SET EXERCISE:
The data below is to be returned in full and exactly.

DATA ENTRIES:
++++++++++++++++++++

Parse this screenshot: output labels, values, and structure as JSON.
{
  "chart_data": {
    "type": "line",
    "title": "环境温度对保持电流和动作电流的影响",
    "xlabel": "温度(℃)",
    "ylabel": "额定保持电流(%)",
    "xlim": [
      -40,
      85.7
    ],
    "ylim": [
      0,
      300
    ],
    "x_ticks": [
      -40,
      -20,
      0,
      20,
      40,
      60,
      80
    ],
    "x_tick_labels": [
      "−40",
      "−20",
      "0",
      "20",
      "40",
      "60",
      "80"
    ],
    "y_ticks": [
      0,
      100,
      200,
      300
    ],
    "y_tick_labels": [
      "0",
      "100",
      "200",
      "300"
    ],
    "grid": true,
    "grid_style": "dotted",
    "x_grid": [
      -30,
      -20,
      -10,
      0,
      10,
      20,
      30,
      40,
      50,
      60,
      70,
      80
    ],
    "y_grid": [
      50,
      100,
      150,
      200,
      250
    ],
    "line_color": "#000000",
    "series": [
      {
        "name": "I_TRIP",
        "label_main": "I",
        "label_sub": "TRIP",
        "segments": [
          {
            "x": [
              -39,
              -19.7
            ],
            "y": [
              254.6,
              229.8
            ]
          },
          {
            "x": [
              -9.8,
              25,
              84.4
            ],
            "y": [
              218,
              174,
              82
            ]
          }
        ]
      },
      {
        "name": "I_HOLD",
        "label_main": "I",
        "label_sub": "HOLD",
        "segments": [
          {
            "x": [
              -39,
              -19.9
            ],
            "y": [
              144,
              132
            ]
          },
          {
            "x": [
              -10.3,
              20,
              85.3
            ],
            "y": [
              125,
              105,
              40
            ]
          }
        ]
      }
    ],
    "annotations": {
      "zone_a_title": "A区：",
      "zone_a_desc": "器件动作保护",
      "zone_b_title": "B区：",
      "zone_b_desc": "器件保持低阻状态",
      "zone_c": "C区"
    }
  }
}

++++++++++++++++++++

ANSWER TO THE EXERCISE:
Parse this screenshot: output labels, values, and structure as JSON.
{
  "chart_data": {
    "type": "line",
    "title": "环境温度对保持电流和动作电流的影响",
    "xlabel": "温度(℃)",
    "ylabel": "额定保持电流(%)",
    "xlim": [
      -40,
      85.7
    ],
    "ylim": [
      0,
      300
    ],
    "x_ticks": [
      -40,
      -20,
      0,
      20,
      40,
      60,
      80
    ],
    "x_tick_labels": [
      "−40",
      "−20",
      "0",
      "20",
      "40",
      "60",
      "80"
    ],
    "y_ticks": [
      0,
      100,
      200,
      300
    ],
    "y_tick_labels": [
      "0",
      "100",
      "200",
      "300"
    ],
    "grid": true,
    "grid_style": "dotted",
    "x_grid": [
      -30,
      -20,
      -10,
      0,
      10,
      20,
      30,
      40,
      50,
      60,
      70,
      80
    ],
    "y_grid": [
      50,
      100,
      150,
      200,
      250
    ],
    "line_color": "#000000",
    "series": [
      {
        "name": "I_TRIP",
        "label_main": "I",
        "label_sub": "TRIP",
        "segments": [
          {
            "x": [
              -39,
              -19.7
            ],
            "y": [
              254.6,
              229.8
            ]
          },
          {
            "x": [
              -9.8,
              25,
              84.4
            ],
            "y": [
              218,
              174,
              82
            ]
          }
        ]
      },
      {
        "name": "I_HOLD",
        "label_main": "I",
        "label_sub": "HOLD",
        "segments": [
          {
            "x": [
              -39,
              -19.9
            ],
            "y": [
              144,
              132
            ]
          },
          {
            "x": [
              -10.3,
              20,
              85.3
            ],
            "y": [
              125,
              105,
              40
            ]
          }
        ]
      }
    ],
    "annotations": {
      "zone_a_title": "A区：",
      "zone_a_desc": "器件动作保护",
      "zone_b_title": "B区：",
      "zone_b_desc": "器件保持低阻状态",
      "zone_c": "C区"
    }
  }
}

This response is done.